• What the exercise asks
Restate the whole listing exactly.

• Data excerpts
— Begin —
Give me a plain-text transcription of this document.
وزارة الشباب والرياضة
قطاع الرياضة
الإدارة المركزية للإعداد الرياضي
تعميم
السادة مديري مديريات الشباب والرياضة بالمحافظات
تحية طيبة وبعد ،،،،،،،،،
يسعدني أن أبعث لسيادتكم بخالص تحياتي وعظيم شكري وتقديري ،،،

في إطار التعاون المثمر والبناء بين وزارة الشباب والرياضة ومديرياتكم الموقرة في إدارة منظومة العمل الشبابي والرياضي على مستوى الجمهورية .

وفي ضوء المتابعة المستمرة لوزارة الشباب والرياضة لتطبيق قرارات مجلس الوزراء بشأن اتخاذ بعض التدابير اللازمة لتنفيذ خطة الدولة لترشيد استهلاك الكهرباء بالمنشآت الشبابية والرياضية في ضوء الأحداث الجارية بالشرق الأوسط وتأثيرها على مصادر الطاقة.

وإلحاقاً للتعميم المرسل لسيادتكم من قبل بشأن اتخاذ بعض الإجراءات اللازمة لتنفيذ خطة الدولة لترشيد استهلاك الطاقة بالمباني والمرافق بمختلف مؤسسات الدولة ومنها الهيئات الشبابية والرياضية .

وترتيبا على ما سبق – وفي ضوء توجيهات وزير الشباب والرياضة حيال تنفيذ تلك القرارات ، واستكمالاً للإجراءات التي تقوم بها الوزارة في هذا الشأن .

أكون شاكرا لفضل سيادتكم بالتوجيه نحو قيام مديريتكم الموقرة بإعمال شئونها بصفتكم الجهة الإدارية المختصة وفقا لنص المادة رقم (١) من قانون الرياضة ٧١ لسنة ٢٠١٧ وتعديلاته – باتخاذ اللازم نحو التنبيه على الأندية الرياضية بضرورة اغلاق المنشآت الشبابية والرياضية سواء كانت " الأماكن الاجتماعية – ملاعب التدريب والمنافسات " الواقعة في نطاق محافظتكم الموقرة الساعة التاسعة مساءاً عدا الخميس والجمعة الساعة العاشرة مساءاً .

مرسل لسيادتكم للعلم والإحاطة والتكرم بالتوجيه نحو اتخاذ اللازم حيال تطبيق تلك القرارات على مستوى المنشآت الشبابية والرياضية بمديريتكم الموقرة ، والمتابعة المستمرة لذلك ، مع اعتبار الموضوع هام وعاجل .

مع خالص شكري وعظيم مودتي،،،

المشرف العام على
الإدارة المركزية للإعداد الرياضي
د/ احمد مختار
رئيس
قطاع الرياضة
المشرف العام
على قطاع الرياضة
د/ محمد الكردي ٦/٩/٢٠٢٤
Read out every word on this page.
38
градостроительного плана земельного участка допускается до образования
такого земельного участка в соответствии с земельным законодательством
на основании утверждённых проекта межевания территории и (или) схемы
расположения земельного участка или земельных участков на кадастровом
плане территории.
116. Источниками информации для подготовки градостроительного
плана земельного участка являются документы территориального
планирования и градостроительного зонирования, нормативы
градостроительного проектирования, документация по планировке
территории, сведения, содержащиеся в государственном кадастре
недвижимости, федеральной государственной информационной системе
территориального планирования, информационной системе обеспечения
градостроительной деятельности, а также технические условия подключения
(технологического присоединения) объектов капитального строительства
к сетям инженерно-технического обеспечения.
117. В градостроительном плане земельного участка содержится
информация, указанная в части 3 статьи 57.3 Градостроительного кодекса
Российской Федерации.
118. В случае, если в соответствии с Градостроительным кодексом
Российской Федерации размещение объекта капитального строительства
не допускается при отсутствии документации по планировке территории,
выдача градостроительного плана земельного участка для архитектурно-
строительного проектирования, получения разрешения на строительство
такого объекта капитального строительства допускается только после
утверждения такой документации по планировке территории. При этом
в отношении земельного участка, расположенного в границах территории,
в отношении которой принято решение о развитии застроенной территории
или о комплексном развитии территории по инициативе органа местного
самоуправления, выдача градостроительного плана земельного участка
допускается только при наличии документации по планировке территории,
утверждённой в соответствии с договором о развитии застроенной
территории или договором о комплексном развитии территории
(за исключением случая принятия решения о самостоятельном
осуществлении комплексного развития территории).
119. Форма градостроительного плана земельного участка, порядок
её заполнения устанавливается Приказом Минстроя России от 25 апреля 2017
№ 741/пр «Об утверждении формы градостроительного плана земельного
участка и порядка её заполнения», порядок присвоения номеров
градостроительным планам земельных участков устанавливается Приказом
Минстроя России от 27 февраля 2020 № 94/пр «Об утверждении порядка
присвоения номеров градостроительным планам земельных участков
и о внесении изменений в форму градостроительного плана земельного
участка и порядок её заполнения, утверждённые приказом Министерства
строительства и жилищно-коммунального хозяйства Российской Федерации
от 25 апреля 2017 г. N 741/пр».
— End —
• Task solution
Give me a plain-text transcription of this document.
وزارة الشباب والرياضة
قطاع الرياضة
الإدارة المركزية للإعداد الرياضي
تعميم
السادة مديري مديريات الشباب والرياضة بالمحافظات
تحية طيبة وبعد ،،،،،،،،،
يسعدني أن أبعث لسيادتكم بخالص تحياتي وعظيم شكري وتقديري ،،،

في إطار التعاون المثمر والبناء بين وزارة الشباب والرياضة ومديرياتكم الموقرة في إدارة منظومة العمل الشبابي والرياضي على مستوى الجمهورية .

وفي ضوء المتابعة المستمرة لوزارة الشباب والرياضة لتطبيق قرارات مجلس الوزراء بشأن اتخاذ بعض التدابير اللازمة لتنفيذ خطة الدولة لترشيد استهلاك الكهرباء بالمنشآت الشبابية والرياضية في ضوء الأحداث الجارية بالشرق الأوسط وتأثيرها على مصادر الطاقة.

وإلحاقاً للتعميم المرسل لسيادتكم من قبل بشأن اتخاذ بعض الإجراءات اللازمة لتنفيذ خطة الدولة لترشيد استهلاك الطاقة بالمباني والمرافق بمختلف مؤسسات الدولة ومنها الهيئات الشبابية والرياضية .

وترتيبا على ما سبق – وفي ضوء توجيهات وزير الشباب والرياضة حيال تنفيذ تلك القرارات ، واستكمالاً للإجراءات التي تقوم بها الوزارة في هذا الشأن .

أكون شاكرا لفضل سيادتكم بالتوجيه نحو قيام مديريتكم الموقرة بإعمال شئونها بصفتكم الجهة الإدارية المختصة وفقا لنص المادة رقم (١) من قانون الرياضة ٧١ لسنة ٢٠١٧ وتعديلاته – باتخاذ اللازم نحو التنبيه على الأندية الرياضية بضرورة اغلاق المنشآت الشبابية والرياضية سواء كانت " الأماكن الاجتماعية – ملاعب التدريب والمنافسات " الواقعة في نطاق محافظتكم الموقرة الساعة التاسعة مساءاً عدا الخميس والجمعة الساعة العاشرة مساءاً .

مرسل لسيادتكم للعلم والإحاطة والتكرم بالتوجيه نحو اتخاذ اللازم حيال تطبيق تلك القرارات على مستوى المنشآت الشبابية والرياضية بمديريتكم الموقرة ، والمتابعة المستمرة لذلك ، مع اعتبار الموضوع هام وعاجل .

مع خالص شكري وعظيم مودتي،،،

المشرف العام على
الإدارة المركزية للإعداد الرياضي
د/ احمد مختار
رئيس
قطاع الرياضة
المشرف العام
على قطاع الرياضة
د/ محمد الكردي ٦/٩/٢٠٢٤
Read out every word on this page.
38
градостроительного плана земельного участка допускается до образования
такого земельного участка в соответствии с земельным законодательством
на основании утверждённых проекта межевания территории и (или) схемы
расположения земельного участка или земельных участков на кадастровом
плане территории.
116. Источниками информации для подготовки градостроительного
плана земельного участка являются документы территориального
планирования и градостроительного зонирования, нормативы
градостроительного проектирования, документация по планировке
территории, сведения, содержащиеся в государственном кадастре
недвижимости, федеральной государственной информационной системе
территориального планирования, информационной системе обеспечения
градостроительной деятельности, а также технические условия подключения
(технологического присоединения) объектов капитального строительства
к сетям инженерно-технического обеспечения.
117. В градостроительном плане земельного участка содержится
информация, указанная в части 3 статьи 57.3 Градостроительного кодекса
Российской Федерации.
118. В случае, если в соответствии с Градостроительным кодексом
Российской Федерации размещение объекта капитального строительства
не допускается при отсутствии документации по планировке территории,
выдача градостроительного плана земельного участка для архитектурно-
строительного проектирования, получения разрешения на строительство
такого объекта капитального строительства допускается только после
утверждения такой документации по планировке территории. При этом
в отношении земельного участка, расположенного в границах территории,
в отношении которой принято решение о развитии застроенной территории
или о комплексном развитии территории по инициативе органа местного
самоуправления, выдача градостроительного плана земельного участка
допускается только при наличии документации по планировке территории,
утверждённой в соответствии с договором о развитии застроенной
территории или договором о комплексном развитии территории
(за исключением случая принятия решения о самостоятельном
осуществлении комплексного развития территории).
119. Форма градостроительного плана земельного участка, порядок
её заполнения устанавливается Приказом Минстроя России от 25 апреля 2017
№ 741/пр «Об утверждении формы градостроительного плана земельного
участка и порядка её заполнения», порядок присвоения номеров
градостроительным планам земельных участков устанавливается Приказом
Минстроя России от 27 февраля 2020 № 94/пр «Об утверждении порядка
присвоения номеров градостроительным планам земельных участков
и о внесении изменений в форму градостроительного плана земельного
участка и порядок её заполнения, утверждённые приказом Министерства
строительства и жилищно-коммунального хозяйства Российской Федерации
от 25 апреля 2017 г. N 741/пр».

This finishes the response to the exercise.